Stated task:
Please set down all the lines beneath this one exactly, without the pictures.

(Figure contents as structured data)
——

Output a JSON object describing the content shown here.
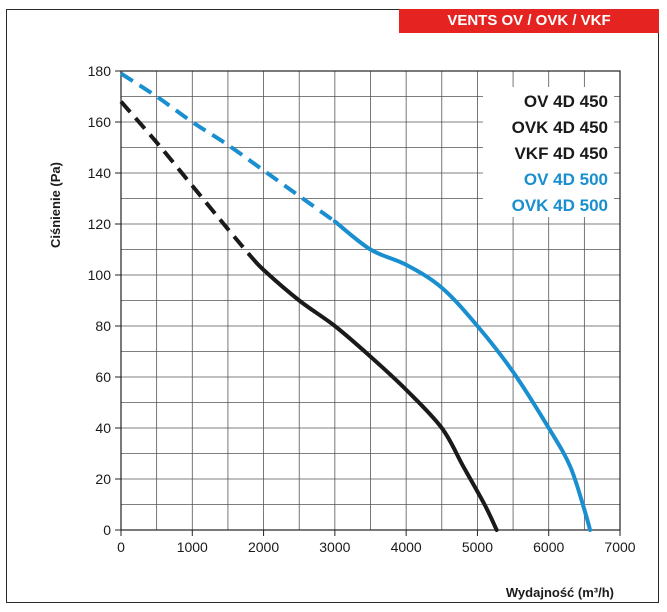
{
  "badge": {
    "text": "VENTS OV / OVK / VKF",
    "color": "#e52421"
  },
  "chart_data": {
    "type": "line",
    "xlabel": "Wydajność (m³/h)",
    "ylabel": "Ciśnienie (Pa)",
    "xlim": [
      0,
      7000
    ],
    "ylim": [
      0,
      180
    ],
    "x_major_ticks": [
      0,
      1000,
      2000,
      3000,
      4000,
      5000,
      6000,
      7000
    ],
    "y_major_ticks": [
      0,
      20,
      40,
      60,
      80,
      100,
      120,
      140,
      160,
      180
    ],
    "grid": true,
    "grid_step_x": 500,
    "grid_step_y": 10,
    "legend_position": "top-right",
    "legend_entries": [
      {
        "text": "OV 4D 450",
        "color": "#1a1a1a"
      },
      {
        "text": "OVK 4D 450",
        "color": "#1a1a1a"
      },
      {
        "text": "VKF 4D 450",
        "color": "#1a1a1a"
      },
      {
        "text": "OV 4D 500",
        "color": "#1a8fd0"
      },
      {
        "text": "OVK 4D 500",
        "color": "#1a8fd0"
      }
    ],
    "series": [
      {
        "color": "#1a1a1a",
        "dashed_until_x": 1800,
        "points": [
          [
            0,
            168
          ],
          [
            500,
            152
          ],
          [
            1000,
            135
          ],
          [
            1500,
            118
          ],
          [
            1800,
            108
          ],
          [
            2000,
            102
          ],
          [
            2500,
            90
          ],
          [
            3000,
            80
          ],
          [
            3500,
            68
          ],
          [
            4000,
            55
          ],
          [
            4500,
            40
          ],
          [
            4800,
            25
          ],
          [
            5100,
            10
          ],
          [
            5270,
            0
          ]
        ]
      },
      {
        "color": "#1a8fd0",
        "dashed_until_x": 3000,
        "points": [
          [
            0,
            179
          ],
          [
            500,
            170
          ],
          [
            1000,
            160
          ],
          [
            1500,
            151
          ],
          [
            2000,
            141
          ],
          [
            2500,
            131
          ],
          [
            3000,
            121
          ],
          [
            3500,
            110
          ],
          [
            4000,
            104
          ],
          [
            4500,
            95
          ],
          [
            5000,
            80
          ],
          [
            5500,
            62
          ],
          [
            6000,
            40
          ],
          [
            6300,
            25
          ],
          [
            6500,
            8
          ],
          [
            6580,
            0
          ]
        ]
      }
    ]
  }
}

——

Written solution:
Output a JSON object describing the content shown here.
{
  "badge": {
    "text": "VENTS OV / OVK / VKF",
    "color": "#e52421"
  },
  "chart_data": {
    "type": "line",
    "xlabel": "Wydajność (m³/h)",
    "ylabel": "Ciśnienie (Pa)",
    "xlim": [
      0,
      7000
    ],
    "ylim": [
      0,
      180
    ],
    "x_major_ticks": [
      0,
      1000,
      2000,
      3000,
      4000,
      5000,
      6000,
      7000
    ],
    "y_major_ticks": [
      0,
      20,
      40,
      60,
      80,
      100,
      120,
      140,
      160,
      180
    ],
    "grid": true,
    "grid_step_x": 500,
    "grid_step_y": 10,
    "legend_position": "top-right",
    "legend_entries": [
      {
        "text": "OV 4D 450",
        "color": "#1a1a1a"
      },
      {
        "text": "OVK 4D 450",
        "color": "#1a1a1a"
      },
      {
        "text": "VKF 4D 450",
        "color": "#1a1a1a"
      },
      {
        "text": "OV 4D 500",
        "color": "#1a8fd0"
      },
      {
        "text": "OVK 4D 500",
        "color": "#1a8fd0"
      }
    ],
    "series": [
      {
        "color": "#1a1a1a",
        "dashed_until_x": 1800,
        "points": [
          [
            0,
            168
          ],
          [
            500,
            152
          ],
          [
            1000,
            135
          ],
          [
            1500,
            118
          ],
          [
            1800,
            108
          ],
          [
            2000,
            102
          ],
          [
            2500,
            90
          ],
          [
            3000,
            80
          ],
          [
            3500,
            68
          ],
          [
            4000,
            55
          ],
          [
            4500,
            40
          ],
          [
            4800,
            25
          ],
          [
            5100,
            10
          ],
          [
            5270,
            0
          ]
        ]
      },
      {
        "color": "#1a8fd0",
        "dashed_until_x": 3000,
        "points": [
          [
            0,
            179
          ],
          [
            500,
            170
          ],
          [
            1000,
            160
          ],
          [
            1500,
            151
          ],
          [
            2000,
            141
          ],
          [
            2500,
            131
          ],
          [
            3000,
            121
          ],
          [
            3500,
            110
          ],
          [
            4000,
            104
          ],
          [
            4500,
            95
          ],
          [
            5000,
            80
          ],
          [
            5500,
            62
          ],
          [
            6000,
            40
          ],
          [
            6300,
            25
          ],
          [
            6500,
            8
          ],
          [
            6580,
            0
          ]
        ]
      }
    ]
  }
}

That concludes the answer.